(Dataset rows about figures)
==*==
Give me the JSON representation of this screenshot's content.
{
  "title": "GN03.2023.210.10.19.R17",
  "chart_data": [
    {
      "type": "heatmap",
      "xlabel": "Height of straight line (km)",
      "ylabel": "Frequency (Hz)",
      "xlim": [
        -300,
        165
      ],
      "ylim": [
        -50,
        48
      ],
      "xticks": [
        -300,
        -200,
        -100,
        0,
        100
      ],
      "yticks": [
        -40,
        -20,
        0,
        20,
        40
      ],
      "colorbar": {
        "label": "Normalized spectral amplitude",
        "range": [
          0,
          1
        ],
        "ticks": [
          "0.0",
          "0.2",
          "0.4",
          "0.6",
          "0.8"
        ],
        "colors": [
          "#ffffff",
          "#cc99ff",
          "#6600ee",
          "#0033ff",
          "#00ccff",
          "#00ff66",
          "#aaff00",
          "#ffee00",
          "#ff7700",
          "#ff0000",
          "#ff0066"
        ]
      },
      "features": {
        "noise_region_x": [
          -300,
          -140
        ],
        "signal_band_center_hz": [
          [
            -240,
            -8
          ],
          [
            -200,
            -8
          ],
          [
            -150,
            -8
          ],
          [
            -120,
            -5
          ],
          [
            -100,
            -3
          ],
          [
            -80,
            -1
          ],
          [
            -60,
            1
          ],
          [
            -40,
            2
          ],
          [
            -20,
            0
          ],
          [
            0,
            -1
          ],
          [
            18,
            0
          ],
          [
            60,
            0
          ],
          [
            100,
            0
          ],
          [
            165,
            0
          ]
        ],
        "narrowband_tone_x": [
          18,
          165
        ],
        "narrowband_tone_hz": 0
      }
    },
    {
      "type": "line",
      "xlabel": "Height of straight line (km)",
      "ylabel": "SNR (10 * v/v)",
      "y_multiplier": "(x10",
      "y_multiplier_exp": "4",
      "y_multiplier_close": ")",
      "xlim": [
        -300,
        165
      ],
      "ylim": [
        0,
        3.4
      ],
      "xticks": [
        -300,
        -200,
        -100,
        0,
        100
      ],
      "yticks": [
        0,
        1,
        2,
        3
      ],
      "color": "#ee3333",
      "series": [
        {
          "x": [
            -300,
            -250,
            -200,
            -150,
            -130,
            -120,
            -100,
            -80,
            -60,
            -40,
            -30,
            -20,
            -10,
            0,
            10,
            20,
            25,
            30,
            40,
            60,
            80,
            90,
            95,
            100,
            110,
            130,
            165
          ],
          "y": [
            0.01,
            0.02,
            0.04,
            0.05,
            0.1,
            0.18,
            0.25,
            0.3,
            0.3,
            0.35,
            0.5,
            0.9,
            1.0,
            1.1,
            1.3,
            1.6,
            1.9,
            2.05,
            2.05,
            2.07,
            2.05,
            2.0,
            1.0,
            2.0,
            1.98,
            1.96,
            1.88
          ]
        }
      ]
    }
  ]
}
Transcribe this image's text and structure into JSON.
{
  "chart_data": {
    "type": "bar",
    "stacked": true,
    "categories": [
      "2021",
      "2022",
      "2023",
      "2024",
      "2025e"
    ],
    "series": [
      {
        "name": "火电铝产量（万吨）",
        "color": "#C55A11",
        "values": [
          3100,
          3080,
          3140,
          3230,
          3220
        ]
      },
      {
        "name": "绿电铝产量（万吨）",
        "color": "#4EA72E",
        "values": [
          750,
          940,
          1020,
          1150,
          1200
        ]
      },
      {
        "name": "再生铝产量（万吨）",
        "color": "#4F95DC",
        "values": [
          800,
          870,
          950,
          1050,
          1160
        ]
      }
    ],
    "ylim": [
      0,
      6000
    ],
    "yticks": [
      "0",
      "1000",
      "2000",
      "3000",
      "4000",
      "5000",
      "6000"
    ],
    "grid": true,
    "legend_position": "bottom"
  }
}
==*==
Task prompt: Output the entries exactly.

Correct output:
Give me the JSON representation of this screenshot's content.
{
  "title": "GN03.2023.210.10.19.R17",
  "chart_data": [
    {
      "type": "heatmap",
      "xlabel": "Height of straight line (km)",
      "ylabel": "Frequency (Hz)",
      "xlim": [
        -300,
        165
      ],
      "ylim": [
        -50,
        48
      ],
      "xticks": [
        -300,
        -200,
        -100,
        0,
        100
      ],
      "yticks": [
        -40,
        -20,
        0,
        20,
        40
      ],
      "colorbar": {
        "label": "Normalized spectral amplitude",
        "range": [
          0,
          1
        ],
        "ticks": [
          "0.0",
          "0.2",
          "0.4",
          "0.6",
          "0.8"
        ],
        "colors": [
          "#ffffff",
          "#cc99ff",
          "#6600ee",
          "#0033ff",
          "#00ccff",
          "#00ff66",
          "#aaff00",
          "#ffee00",
          "#ff7700",
          "#ff0000",
          "#ff0066"
        ]
      },
      "features": {
        "noise_region_x": [
          -300,
          -140
        ],
        "signal_band_center_hz": [
          [
            -240,
            -8
          ],
          [
            -200,
            -8
          ],
          [
            -150,
            -8
          ],
          [
            -120,
            -5
          ],
          [
            -100,
            -3
          ],
          [
            -80,
            -1
          ],
          [
            -60,
            1
          ],
          [
            -40,
            2
          ],
          [
            -20,
            0
          ],
          [
            0,
            -1
          ],
          [
            18,
            0
          ],
          [
            60,
            0
          ],
          [
            100,
            0
          ],
          [
            165,
            0
          ]
        ],
        "narrowband_tone_x": [
          18,
          165
        ],
        "narrowband_tone_hz": 0
      }
    },
    {
      "type": "line",
      "xlabel": "Height of straight line (km)",
      "ylabel": "SNR (10 * v/v)",
      "y_multiplier": "(x10",
      "y_multiplier_exp": "4",
      "y_multiplier_close": ")",
      "xlim": [
        -300,
        165
      ],
      "ylim": [
        0,
        3.4
      ],
      "xticks": [
        -300,
        -200,
        -100,
        0,
        100
      ],
      "yticks": [
        0,
        1,
        2,
        3
      ],
      "color": "#ee3333",
      "series": [
        {
          "x": [
            -300,
            -250,
            -200,
            -150,
            -130,
            -120,
            -100,
            -80,
            -60,
            -40,
            -30,
            -20,
            -10,
            0,
            10,
            20,
            25,
            30,
            40,
            60,
            80,
            90,
            95,
            100,
            110,
            130,
            165
          ],
          "y": [
            0.01,
            0.02,
            0.04,
            0.05,
            0.1,
            0.18,
            0.25,
            0.3,
            0.3,
            0.35,
            0.5,
            0.9,
            1.0,
            1.1,
            1.3,
            1.6,
            1.9,
            2.05,
            2.05,
            2.07,
            2.05,
            2.0,
            1.0,
            2.0,
            1.98,
            1.96,
            1.88
          ]
        }
      ]
    }
  ]
}
Transcribe this image's text and structure into JSON.
{
  "chart_data": {
    "type": "bar",
    "stacked": true,
    "categories": [
      "2021",
      "2022",
      "2023",
      "2024",
      "2025e"
    ],
    "series": [
      {
        "name": "火电铝产量（万吨）",
        "color": "#C55A11",
        "values": [
          3100,
          3080,
          3140,
          3230,
          3220
        ]
      },
      {
        "name": "绿电铝产量（万吨）",
        "color": "#4EA72E",
        "values": [
          750,
          940,
          1020,
          1150,
          1200
        ]
      },
      {
        "name": "再生铝产量（万吨）",
        "color": "#4F95DC",
        "values": [
          800,
          870,
          950,
          1050,
          1160
        ]
      }
    ],
    "ylim": [
      0,
      6000
    ],
    "yticks": [
      "0",
      "1000",
      "2000",
      "3000",
      "4000",
      "5000",
      "6000"
    ],
    "grid": true,
    "legend_position": "bottom"
  }
}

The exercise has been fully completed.